What you will do — Using the data below, repeat all of it precisely.
———
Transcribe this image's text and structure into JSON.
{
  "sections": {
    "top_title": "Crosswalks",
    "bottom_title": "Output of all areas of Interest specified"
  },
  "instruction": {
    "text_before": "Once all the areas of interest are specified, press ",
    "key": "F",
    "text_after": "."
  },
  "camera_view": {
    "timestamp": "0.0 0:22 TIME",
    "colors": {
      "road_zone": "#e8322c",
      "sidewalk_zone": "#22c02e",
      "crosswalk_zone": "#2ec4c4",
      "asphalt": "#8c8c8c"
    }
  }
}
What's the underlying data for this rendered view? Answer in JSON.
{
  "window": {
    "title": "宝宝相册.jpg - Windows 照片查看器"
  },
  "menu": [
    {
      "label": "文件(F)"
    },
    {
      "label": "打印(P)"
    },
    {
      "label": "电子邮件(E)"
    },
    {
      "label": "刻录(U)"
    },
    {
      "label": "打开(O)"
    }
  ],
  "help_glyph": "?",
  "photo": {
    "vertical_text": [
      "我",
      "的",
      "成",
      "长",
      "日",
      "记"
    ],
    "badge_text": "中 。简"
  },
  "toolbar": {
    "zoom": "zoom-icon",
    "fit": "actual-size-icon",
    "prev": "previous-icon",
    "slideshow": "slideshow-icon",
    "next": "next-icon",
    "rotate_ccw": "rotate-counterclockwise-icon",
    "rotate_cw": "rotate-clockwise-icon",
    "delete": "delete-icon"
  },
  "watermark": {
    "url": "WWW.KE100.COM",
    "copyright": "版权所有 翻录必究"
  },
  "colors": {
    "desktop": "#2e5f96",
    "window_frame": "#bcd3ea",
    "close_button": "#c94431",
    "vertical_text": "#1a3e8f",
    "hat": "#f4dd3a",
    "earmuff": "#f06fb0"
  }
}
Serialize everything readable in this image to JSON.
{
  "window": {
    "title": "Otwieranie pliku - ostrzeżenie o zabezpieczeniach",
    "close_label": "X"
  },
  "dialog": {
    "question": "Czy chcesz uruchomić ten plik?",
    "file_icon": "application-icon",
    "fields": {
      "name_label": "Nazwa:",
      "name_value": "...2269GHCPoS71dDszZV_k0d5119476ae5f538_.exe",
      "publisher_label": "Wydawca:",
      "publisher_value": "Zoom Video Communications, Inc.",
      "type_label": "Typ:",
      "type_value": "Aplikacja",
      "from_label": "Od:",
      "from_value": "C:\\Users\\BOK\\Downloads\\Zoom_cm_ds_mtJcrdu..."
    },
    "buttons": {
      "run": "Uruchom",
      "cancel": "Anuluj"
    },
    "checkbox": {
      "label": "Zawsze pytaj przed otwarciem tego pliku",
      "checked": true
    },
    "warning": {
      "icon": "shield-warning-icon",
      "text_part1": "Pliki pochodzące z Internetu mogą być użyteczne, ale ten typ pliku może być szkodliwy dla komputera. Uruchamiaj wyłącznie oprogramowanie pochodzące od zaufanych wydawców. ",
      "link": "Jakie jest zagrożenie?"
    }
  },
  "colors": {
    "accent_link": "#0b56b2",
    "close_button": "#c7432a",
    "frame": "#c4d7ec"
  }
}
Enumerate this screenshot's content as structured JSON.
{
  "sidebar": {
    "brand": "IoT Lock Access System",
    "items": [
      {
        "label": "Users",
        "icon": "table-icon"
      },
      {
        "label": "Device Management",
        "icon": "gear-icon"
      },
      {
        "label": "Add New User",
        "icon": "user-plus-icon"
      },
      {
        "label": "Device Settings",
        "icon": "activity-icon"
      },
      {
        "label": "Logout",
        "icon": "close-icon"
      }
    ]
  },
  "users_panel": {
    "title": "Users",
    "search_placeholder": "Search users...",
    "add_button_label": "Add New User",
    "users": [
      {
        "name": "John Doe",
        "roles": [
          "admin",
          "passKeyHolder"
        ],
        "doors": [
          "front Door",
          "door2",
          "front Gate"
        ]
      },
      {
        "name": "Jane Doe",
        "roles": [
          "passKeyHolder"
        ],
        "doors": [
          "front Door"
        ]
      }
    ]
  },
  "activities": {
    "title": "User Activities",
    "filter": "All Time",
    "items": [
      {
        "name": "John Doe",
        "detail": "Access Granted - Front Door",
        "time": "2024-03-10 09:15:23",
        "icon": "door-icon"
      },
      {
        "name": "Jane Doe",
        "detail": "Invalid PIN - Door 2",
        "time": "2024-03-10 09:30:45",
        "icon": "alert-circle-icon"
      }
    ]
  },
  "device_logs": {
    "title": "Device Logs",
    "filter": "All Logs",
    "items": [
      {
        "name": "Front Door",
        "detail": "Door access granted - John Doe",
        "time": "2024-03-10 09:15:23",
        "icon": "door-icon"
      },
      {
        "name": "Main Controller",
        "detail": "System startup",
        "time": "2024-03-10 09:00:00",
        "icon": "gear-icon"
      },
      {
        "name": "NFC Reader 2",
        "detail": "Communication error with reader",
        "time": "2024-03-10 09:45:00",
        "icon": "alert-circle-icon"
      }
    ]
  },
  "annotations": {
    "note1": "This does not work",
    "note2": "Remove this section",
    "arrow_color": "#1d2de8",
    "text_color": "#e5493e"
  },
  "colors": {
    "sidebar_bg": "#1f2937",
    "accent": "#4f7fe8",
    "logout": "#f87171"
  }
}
———
Exercise response —
Transcribe this image's text and structure into JSON.
{
  "sections": {
    "top_title": "Crosswalks",
    "bottom_title": "Output of all areas of Interest specified"
  },
  "instruction": {
    "text_before": "Once all the areas of interest are specified, press ",
    "key": "F",
    "text_after": "."
  },
  "camera_view": {
    "timestamp": "0.0 0:22 TIME",
    "colors": {
      "road_zone": "#e8322c",
      "sidewalk_zone": "#22c02e",
      "crosswalk_zone": "#2ec4c4",
      "asphalt": "#8c8c8c"
    }
  }
}
What's the underlying data for this rendered view? Answer in JSON.
{
  "window": {
    "title": "宝宝相册.jpg - Windows 照片查看器"
  },
  "menu": [
    {
      "label": "文件(F)"
    },
    {
      "label": "打印(P)"
    },
    {
      "label": "电子邮件(E)"
    },
    {
      "label": "刻录(U)"
    },
    {
      "label": "打开(O)"
    }
  ],
  "help_glyph": "?",
  "photo": {
    "vertical_text": [
      "我",
      "的",
      "成",
      "长",
      "日",
      "记"
    ],
    "badge_text": "中 。简"
  },
  "toolbar": {
    "zoom": "zoom-icon",
    "fit": "actual-size-icon",
    "prev": "previous-icon",
    "slideshow": "slideshow-icon",
    "next": "next-icon",
    "rotate_ccw": "rotate-counterclockwise-icon",
    "rotate_cw": "rotate-clockwise-icon",
    "delete": "delete-icon"
  },
  "watermark": {
    "url": "WWW.KE100.COM",
    "copyright": "版权所有 翻录必究"
  },
  "colors": {
    "desktop": "#2e5f96",
    "window_frame": "#bcd3ea",
    "close_button": "#c94431",
    "vertical_text": "#1a3e8f",
    "hat": "#f4dd3a",
    "earmuff": "#f06fb0"
  }
}
Serialize everything readable in this image to JSON.
{
  "window": {
    "title": "Otwieranie pliku - ostrzeżenie o zabezpieczeniach",
    "close_label": "X"
  },
  "dialog": {
    "question": "Czy chcesz uruchomić ten plik?",
    "file_icon": "application-icon",
    "fields": {
      "name_label": "Nazwa:",
      "name_value": "...2269GHCPoS71dDszZV_k0d5119476ae5f538_.exe",
      "publisher_label": "Wydawca:",
      "publisher_value": "Zoom Video Communications, Inc.",
      "type_label": "Typ:",
      "type_value": "Aplikacja",
      "from_label": "Od:",
      "from_value": "C:\\Users\\BOK\\Downloads\\Zoom_cm_ds_mtJcrdu..."
    },
    "buttons": {
      "run": "Uruchom",
      "cancel": "Anuluj"
    },
    "checkbox": {
      "label": "Zawsze pytaj przed otwarciem tego pliku",
      "checked": true
    },
    "warning": {
      "icon": "shield-warning-icon",
      "text_part1": "Pliki pochodzące z Internetu mogą być użyteczne, ale ten typ pliku może być szkodliwy dla komputera. Uruchamiaj wyłącznie oprogramowanie pochodzące od zaufanych wydawców. ",
      "link": "Jakie jest zagrożenie?"
    }
  },
  "colors": {
    "accent_link": "#0b56b2",
    "close_button": "#c7432a",
    "frame": "#c4d7ec"
  }
}
Enumerate this screenshot's content as structured JSON.
{
  "sidebar": {
    "brand": "IoT Lock Access System",
    "items": [
      {
        "label": "Users",
        "icon": "table-icon"
      },
      {
        "label": "Device Management",
        "icon": "gear-icon"
      },
      {
        "label": "Add New User",
        "icon": "user-plus-icon"
      },
      {
        "label": "Device Settings",
        "icon": "activity-icon"
      },
      {
        "label": "Logout",
        "icon": "close-icon"
      }
    ]
  },
  "users_panel": {
    "title": "Users",
    "search_placeholder": "Search users...",
    "add_button_label": "Add New User",
    "users": [
      {
        "name": "John Doe",
        "roles": [
          "admin",
          "passKeyHolder"
        ],
        "doors": [
          "front Door",
          "door2",
          "front Gate"
        ]
      },
      {
        "name": "Jane Doe",
        "roles": [
          "passKeyHolder"
        ],
        "doors": [
          "front Door"
        ]
      }
    ]
  },
  "activities": {
    "title": "User Activities",
    "filter": "All Time",
    "items": [
      {
        "name": "John Doe",
        "detail": "Access Granted - Front Door",
        "time": "2024-03-10 09:15:23",
        "icon": "door-icon"
      },
      {
        "name": "Jane Doe",
        "detail": "Invalid PIN - Door 2",
        "time": "2024-03-10 09:30:45",
        "icon": "alert-circle-icon"
      }
    ]
  },
  "device_logs": {
    "title": "Device Logs",
    "filter": "All Logs",
    "items": [
      {
        "name": "Front Door",
        "detail": "Door access granted - John Doe",
        "time": "2024-03-10 09:15:23",
        "icon": "door-icon"
      },
      {
        "name": "Main Controller",
        "detail": "System startup",
        "time": "2024-03-10 09:00:00",
        "icon": "gear-icon"
      },
      {
        "name": "NFC Reader 2",
        "detail": "Communication error with reader",
        "time": "2024-03-10 09:45:00",
        "icon": "alert-circle-icon"
      }
    ]
  },
  "annotations": {
    "note1": "This does not work",
    "note2": "Remove this section",
    "arrow_color": "#1d2de8",
    "text_color": "#e5493e"
  },
  "colors": {
    "sidebar_bg": "#1f2937",
    "accent": "#4f7fe8",
    "logout": "#f87171"
  }
}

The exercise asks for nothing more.